▶ [Work instructions]:
Read the listing below and copy out every line that holds "time".

(Records from a collection)
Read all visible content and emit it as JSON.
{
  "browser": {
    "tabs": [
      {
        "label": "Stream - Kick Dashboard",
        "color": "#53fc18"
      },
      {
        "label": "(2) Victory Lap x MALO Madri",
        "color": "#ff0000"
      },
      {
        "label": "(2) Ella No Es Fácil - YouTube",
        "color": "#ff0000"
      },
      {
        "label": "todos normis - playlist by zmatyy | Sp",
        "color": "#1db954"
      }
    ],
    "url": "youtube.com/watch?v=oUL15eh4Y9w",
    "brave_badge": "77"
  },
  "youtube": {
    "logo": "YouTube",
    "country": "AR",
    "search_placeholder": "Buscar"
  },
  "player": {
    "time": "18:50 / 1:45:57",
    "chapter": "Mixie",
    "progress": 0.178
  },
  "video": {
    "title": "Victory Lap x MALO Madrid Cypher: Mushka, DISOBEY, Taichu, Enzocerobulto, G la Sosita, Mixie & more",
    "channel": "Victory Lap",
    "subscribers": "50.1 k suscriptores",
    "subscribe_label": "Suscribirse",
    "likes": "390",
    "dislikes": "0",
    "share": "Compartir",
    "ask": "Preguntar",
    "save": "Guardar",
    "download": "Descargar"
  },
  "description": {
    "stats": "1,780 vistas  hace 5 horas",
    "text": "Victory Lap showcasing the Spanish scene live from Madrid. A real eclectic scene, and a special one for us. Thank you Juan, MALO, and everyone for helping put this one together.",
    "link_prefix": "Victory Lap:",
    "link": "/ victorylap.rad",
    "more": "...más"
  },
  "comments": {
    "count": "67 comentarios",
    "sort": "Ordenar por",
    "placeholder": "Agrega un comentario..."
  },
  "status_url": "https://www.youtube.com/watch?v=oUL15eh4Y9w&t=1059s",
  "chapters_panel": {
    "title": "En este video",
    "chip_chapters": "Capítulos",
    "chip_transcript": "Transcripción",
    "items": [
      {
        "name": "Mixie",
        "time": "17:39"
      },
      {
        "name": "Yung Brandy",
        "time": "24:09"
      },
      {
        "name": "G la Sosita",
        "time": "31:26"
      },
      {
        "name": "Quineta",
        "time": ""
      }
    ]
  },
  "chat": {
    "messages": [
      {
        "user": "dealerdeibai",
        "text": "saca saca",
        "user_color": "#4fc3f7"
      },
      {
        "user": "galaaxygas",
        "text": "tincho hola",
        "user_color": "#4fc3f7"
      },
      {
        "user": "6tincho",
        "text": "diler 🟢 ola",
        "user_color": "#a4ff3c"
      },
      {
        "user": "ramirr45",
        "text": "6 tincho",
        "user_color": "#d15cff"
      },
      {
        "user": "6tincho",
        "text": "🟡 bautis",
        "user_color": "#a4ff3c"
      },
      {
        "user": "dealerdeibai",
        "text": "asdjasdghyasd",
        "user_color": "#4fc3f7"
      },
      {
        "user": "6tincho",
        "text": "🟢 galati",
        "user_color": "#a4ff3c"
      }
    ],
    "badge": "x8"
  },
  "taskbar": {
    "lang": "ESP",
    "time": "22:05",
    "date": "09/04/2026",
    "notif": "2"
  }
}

▶ [Task solution]:
    "time": "18:50 / 1:45:57",
        "time": "17:39"
        "time": "24:09"
        "time": "31:26"
        "time": ""
    "time": "22:05",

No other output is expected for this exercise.